[Records held in a dataset]
■ ■ ■ ■
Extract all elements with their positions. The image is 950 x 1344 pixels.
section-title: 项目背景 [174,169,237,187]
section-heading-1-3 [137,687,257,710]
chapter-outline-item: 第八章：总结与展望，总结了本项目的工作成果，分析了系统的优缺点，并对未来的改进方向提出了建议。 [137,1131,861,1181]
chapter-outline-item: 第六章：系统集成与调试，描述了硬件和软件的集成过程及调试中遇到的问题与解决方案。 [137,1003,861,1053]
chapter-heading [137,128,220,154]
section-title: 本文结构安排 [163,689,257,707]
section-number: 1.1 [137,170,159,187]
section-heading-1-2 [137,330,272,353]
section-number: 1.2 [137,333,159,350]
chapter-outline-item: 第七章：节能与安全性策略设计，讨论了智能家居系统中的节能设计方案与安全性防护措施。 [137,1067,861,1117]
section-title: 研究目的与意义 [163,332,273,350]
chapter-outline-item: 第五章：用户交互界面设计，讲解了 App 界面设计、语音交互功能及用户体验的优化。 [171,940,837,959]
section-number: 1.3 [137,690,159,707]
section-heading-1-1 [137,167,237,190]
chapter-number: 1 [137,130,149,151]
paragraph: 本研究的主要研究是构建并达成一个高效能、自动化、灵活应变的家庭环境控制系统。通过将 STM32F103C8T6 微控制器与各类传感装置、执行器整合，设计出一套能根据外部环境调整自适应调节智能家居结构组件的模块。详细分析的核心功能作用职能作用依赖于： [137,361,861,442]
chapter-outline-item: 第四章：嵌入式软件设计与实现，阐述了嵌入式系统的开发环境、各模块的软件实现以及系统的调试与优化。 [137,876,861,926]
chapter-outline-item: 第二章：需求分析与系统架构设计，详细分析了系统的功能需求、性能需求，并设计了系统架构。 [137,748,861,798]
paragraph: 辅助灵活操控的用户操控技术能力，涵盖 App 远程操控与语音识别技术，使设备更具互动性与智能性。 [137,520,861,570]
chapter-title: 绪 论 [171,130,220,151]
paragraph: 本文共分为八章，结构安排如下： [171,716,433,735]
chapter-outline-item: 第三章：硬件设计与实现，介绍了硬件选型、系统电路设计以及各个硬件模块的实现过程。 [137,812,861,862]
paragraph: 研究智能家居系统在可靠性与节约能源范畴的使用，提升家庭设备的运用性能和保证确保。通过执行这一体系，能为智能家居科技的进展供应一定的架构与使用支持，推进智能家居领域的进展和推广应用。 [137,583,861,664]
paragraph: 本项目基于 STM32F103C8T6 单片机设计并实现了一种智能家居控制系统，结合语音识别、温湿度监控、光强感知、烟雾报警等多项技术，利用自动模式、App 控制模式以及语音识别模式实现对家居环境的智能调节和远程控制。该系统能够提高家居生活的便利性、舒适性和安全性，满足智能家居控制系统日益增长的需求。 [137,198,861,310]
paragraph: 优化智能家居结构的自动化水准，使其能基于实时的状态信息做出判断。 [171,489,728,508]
■ ■ ■ ■
◆ WHAT YOU WILL DO:
Please pull out each line of the material above that contains the string "title".

◆ EXERCISE SOLUTION:
section-title: 项目背景 [174,169,237,187]
section-title: 本文结构安排 [163,689,257,707]
section-title: 研究目的与意义 [163,332,273,350]
chapter-title: 绪 论 [171,130,220,151]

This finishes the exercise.